Prompt
Copy the entries below, switching every "player-name-cell" to "player-cell" and leaving everything else unchanged. Omit the pictures from your copy.

The data
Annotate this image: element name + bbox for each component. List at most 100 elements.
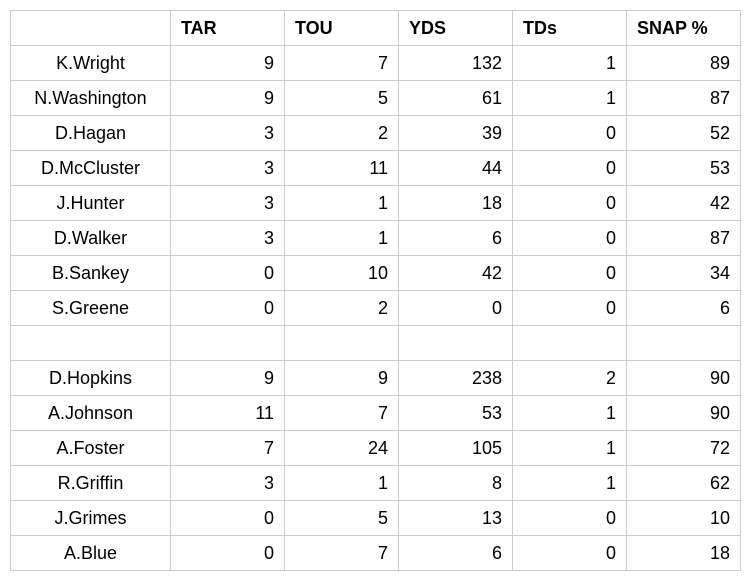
col-header-tar: TAR [171, 11, 285, 46]
table-row: R.Griffin318162 [11, 466, 741, 501]
player-name-cell: J.Grimes [11, 501, 171, 536]
stat-cell-tds: 0 [513, 536, 627, 571]
stat-cell-snap: 62 [627, 466, 741, 501]
stat-cell-yds: 8 [399, 466, 513, 501]
blank-cell [513, 326, 627, 361]
table-row: S.Greene02006 [11, 291, 741, 326]
table-row: J.Grimes0513010 [11, 501, 741, 536]
stat-cell-tou: 9 [285, 361, 399, 396]
player-name-cell: D.Hopkins [11, 361, 171, 396]
stat-cell-yds: 61 [399, 81, 513, 116]
stat-cell-tou: 10 [285, 256, 399, 291]
stat-cell-tou: 2 [285, 116, 399, 151]
stat-cell-tar: 9 [171, 46, 285, 81]
stat-cell-yds: 132 [399, 46, 513, 81]
table-row: B.Sankey01042034 [11, 256, 741, 291]
stat-cell-tou: 7 [285, 396, 399, 431]
stat-cell-snap: 89 [627, 46, 741, 81]
stat-cell-tds: 1 [513, 81, 627, 116]
table-row: A.Johnson11753190 [11, 396, 741, 431]
stat-cell-yds: 238 [399, 361, 513, 396]
stat-cell-yds: 44 [399, 151, 513, 186]
player-name-cell: J.Hunter [11, 186, 171, 221]
stat-cell-yds: 105 [399, 431, 513, 466]
stat-cell-tou: 1 [285, 186, 399, 221]
stat-cell-yds: 53 [399, 396, 513, 431]
stat-cell-tou: 7 [285, 536, 399, 571]
stat-cell-tds: 0 [513, 151, 627, 186]
player-name-cell: A.Foster [11, 431, 171, 466]
stat-cell-tou: 7 [285, 46, 399, 81]
table-row [11, 326, 741, 361]
stat-cell-tou: 5 [285, 501, 399, 536]
table-row: N.Washington9561187 [11, 81, 741, 116]
player-name-cell: D.McCluster [11, 151, 171, 186]
stat-cell-tds: 0 [513, 291, 627, 326]
stat-cell-snap: 53 [627, 151, 741, 186]
stat-cell-tds: 1 [513, 466, 627, 501]
table-row: D.McCluster31144053 [11, 151, 741, 186]
stat-cell-tar: 0 [171, 536, 285, 571]
stat-cell-tds: 0 [513, 186, 627, 221]
stat-cell-tar: 3 [171, 116, 285, 151]
stat-cell-tar: 0 [171, 256, 285, 291]
table-row: A.Blue076018 [11, 536, 741, 571]
stat-cell-tar: 9 [171, 361, 285, 396]
blank-cell [171, 326, 285, 361]
table-row: K.Wright97132189 [11, 46, 741, 81]
stat-cell-tds: 0 [513, 116, 627, 151]
stat-cell-snap: 90 [627, 361, 741, 396]
stat-cell-tou: 1 [285, 466, 399, 501]
stat-cell-snap: 87 [627, 221, 741, 256]
blank-cell [285, 326, 399, 361]
table-row: J.Hunter3118042 [11, 186, 741, 221]
stat-cell-yds: 6 [399, 536, 513, 571]
stat-cell-tou: 24 [285, 431, 399, 466]
stat-cell-tds: 0 [513, 256, 627, 291]
stats-table: TAR TOU YDS TDs SNAP % K.Wright97132189N… [10, 10, 741, 571]
stat-cell-tou: 2 [285, 291, 399, 326]
stat-cell-snap: 87 [627, 81, 741, 116]
blank-cell [627, 326, 741, 361]
col-header-yds: YDS [399, 11, 513, 46]
stat-cell-snap: 6 [627, 291, 741, 326]
col-header-tds: TDs [513, 11, 627, 46]
stat-cell-yds: 0 [399, 291, 513, 326]
stat-cell-snap: 34 [627, 256, 741, 291]
stat-cell-tds: 0 [513, 221, 627, 256]
stat-cell-yds: 6 [399, 221, 513, 256]
player-name-cell: D.Hagan [11, 116, 171, 151]
stat-cell-tar: 3 [171, 186, 285, 221]
table-body: K.Wright97132189N.Washington9561187D.Hag… [11, 46, 741, 571]
stat-cell-tou: 1 [285, 221, 399, 256]
player-name-cell: N.Washington [11, 81, 171, 116]
stat-cell-yds: 18 [399, 186, 513, 221]
table-row: D.Walker316087 [11, 221, 741, 256]
stat-cell-snap: 52 [627, 116, 741, 151]
stat-cell-tar: 7 [171, 431, 285, 466]
stat-cell-snap: 72 [627, 431, 741, 466]
stat-cell-snap: 42 [627, 186, 741, 221]
table-row: D.Hagan3239052 [11, 116, 741, 151]
player-name-cell: A.Blue [11, 536, 171, 571]
stat-cell-tds: 1 [513, 396, 627, 431]
stat-cell-yds: 13 [399, 501, 513, 536]
stat-cell-snap: 18 [627, 536, 741, 571]
player-name-cell: R.Griffin [11, 466, 171, 501]
stat-cell-yds: 42 [399, 256, 513, 291]
stat-cell-tds: 2 [513, 361, 627, 396]
stat-cell-tds: 0 [513, 501, 627, 536]
table-row: D.Hopkins99238290 [11, 361, 741, 396]
player-name-cell: A.Johnson [11, 396, 171, 431]
stat-cell-tar: 11 [171, 396, 285, 431]
header-row: TAR TOU YDS TDs SNAP % [11, 11, 741, 46]
player-name-cell: D.Walker [11, 221, 171, 256]
table-row: A.Foster724105172 [11, 431, 741, 466]
col-header-tou: TOU [285, 11, 399, 46]
player-name-cell: B.Sankey [11, 256, 171, 291]
stat-cell-snap: 90 [627, 396, 741, 431]
stat-cell-tar: 3 [171, 466, 285, 501]
stat-cell-tar: 9 [171, 81, 285, 116]
stat-cell-yds: 39 [399, 116, 513, 151]
blank-cell [11, 326, 171, 361]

Written response
Annotate this image: element name + bbox for each component. List at most 100 elements.
col-header-tar: TAR [171, 11, 285, 46]
table-row: R.Griffin318162 [11, 466, 741, 501]
player-cell: J.Grimes [11, 501, 171, 536]
stat-cell-tds: 0 [513, 536, 627, 571]
stat-cell-snap: 62 [627, 466, 741, 501]
stat-cell-yds: 8 [399, 466, 513, 501]
blank-cell [513, 326, 627, 361]
table-row: S.Greene02006 [11, 291, 741, 326]
table-row: J.Grimes0513010 [11, 501, 741, 536]
stat-cell-tou: 9 [285, 361, 399, 396]
player-cell: D.Hopkins [11, 361, 171, 396]
stat-cell-yds: 61 [399, 81, 513, 116]
stat-cell-tou: 10 [285, 256, 399, 291]
stat-cell-tou: 2 [285, 116, 399, 151]
stat-cell-tar: 9 [171, 46, 285, 81]
stat-cell-yds: 132 [399, 46, 513, 81]
table-row: B.Sankey01042034 [11, 256, 741, 291]
stat-cell-tou: 7 [285, 396, 399, 431]
stat-cell-snap: 89 [627, 46, 741, 81]
stat-cell-tds: 1 [513, 81, 627, 116]
table-row: A.Johnson11753190 [11, 396, 741, 431]
stat-cell-yds: 238 [399, 361, 513, 396]
stat-cell-yds: 44 [399, 151, 513, 186]
player-cell: J.Hunter [11, 186, 171, 221]
stat-cell-yds: 105 [399, 431, 513, 466]
stat-cell-tou: 1 [285, 186, 399, 221]
stat-cell-yds: 53 [399, 396, 513, 431]
stat-cell-tou: 7 [285, 536, 399, 571]
stat-cell-tds: 0 [513, 151, 627, 186]
player-cell: A.Foster [11, 431, 171, 466]
stat-cell-tou: 7 [285, 46, 399, 81]
table-row [11, 326, 741, 361]
stat-cell-tou: 5 [285, 501, 399, 536]
table-row: N.Washington9561187 [11, 81, 741, 116]
player-cell: D.McCluster [11, 151, 171, 186]
stat-cell-tds: 0 [513, 291, 627, 326]
stat-cell-snap: 53 [627, 151, 741, 186]
stat-cell-tds: 1 [513, 466, 627, 501]
table-row: D.McCluster31144053 [11, 151, 741, 186]
stat-cell-tar: 0 [171, 536, 285, 571]
stat-cell-tds: 0 [513, 186, 627, 221]
stat-cell-tar: 3 [171, 116, 285, 151]
stat-cell-tar: 0 [171, 256, 285, 291]
table-row: A.Blue076018 [11, 536, 741, 571]
stat-cell-tar: 9 [171, 361, 285, 396]
blank-cell [171, 326, 285, 361]
table-row: K.Wright97132189 [11, 46, 741, 81]
stat-cell-tds: 0 [513, 116, 627, 151]
stat-cell-snap: 90 [627, 361, 741, 396]
stat-cell-tou: 1 [285, 466, 399, 501]
stat-cell-snap: 87 [627, 221, 741, 256]
blank-cell [285, 326, 399, 361]
table-row: J.Hunter3118042 [11, 186, 741, 221]
stat-cell-yds: 6 [399, 536, 513, 571]
stat-cell-tou: 24 [285, 431, 399, 466]
stat-cell-tds: 0 [513, 256, 627, 291]
stats-table: TAR TOU YDS TDs SNAP % K.Wright97132189N… [10, 10, 741, 571]
stat-cell-tou: 2 [285, 291, 399, 326]
stat-cell-snap: 87 [627, 81, 741, 116]
blank-cell [627, 326, 741, 361]
col-header-yds: YDS [399, 11, 513, 46]
stat-cell-snap: 6 [627, 291, 741, 326]
col-header-tds: TDs [513, 11, 627, 46]
stat-cell-yds: 0 [399, 291, 513, 326]
stat-cell-snap: 34 [627, 256, 741, 291]
stat-cell-tds: 0 [513, 221, 627, 256]
stat-cell-yds: 6 [399, 221, 513, 256]
player-cell: D.Hagan [11, 116, 171, 151]
stat-cell-tar: 3 [171, 186, 285, 221]
table-body: K.Wright97132189N.Washington9561187D.Hag… [11, 46, 741, 571]
stat-cell-tou: 1 [285, 221, 399, 256]
player-cell: N.Washington [11, 81, 171, 116]
stat-cell-yds: 18 [399, 186, 513, 221]
table-row: D.Walker316087 [11, 221, 741, 256]
stat-cell-snap: 52 [627, 116, 741, 151]
stat-cell-tar: 7 [171, 431, 285, 466]
stat-cell-snap: 72 [627, 431, 741, 466]
stat-cell-snap: 42 [627, 186, 741, 221]
table-row: D.Hagan3239052 [11, 116, 741, 151]
player-cell: A.Blue [11, 536, 171, 571]
stat-cell-tds: 1 [513, 396, 627, 431]
stat-cell-yds: 13 [399, 501, 513, 536]
stat-cell-snap: 18 [627, 536, 741, 571]
player-cell: R.Griffin [11, 466, 171, 501]
stat-cell-yds: 42 [399, 256, 513, 291]
stat-cell-tds: 2 [513, 361, 627, 396]
stat-cell-tds: 0 [513, 501, 627, 536]
table-row: D.Hopkins99238290 [11, 361, 741, 396]
player-cell: A.Johnson [11, 396, 171, 431]
stat-cell-tar: 11 [171, 396, 285, 431]
header-row: TAR TOU YDS TDs SNAP % [11, 11, 741, 46]
player-cell: D.Walker [11, 221, 171, 256]
table-row: A.Foster724105172 [11, 431, 741, 466]
col-header-tou: TOU [285, 11, 399, 46]
player-cell: B.Sankey [11, 256, 171, 291]
stat-cell-snap: 90 [627, 396, 741, 431]
stat-cell-tar: 3 [171, 466, 285, 501]
stat-cell-tar: 9 [171, 81, 285, 116]
stat-cell-yds: 39 [399, 116, 513, 151]
blank-cell [11, 326, 171, 361]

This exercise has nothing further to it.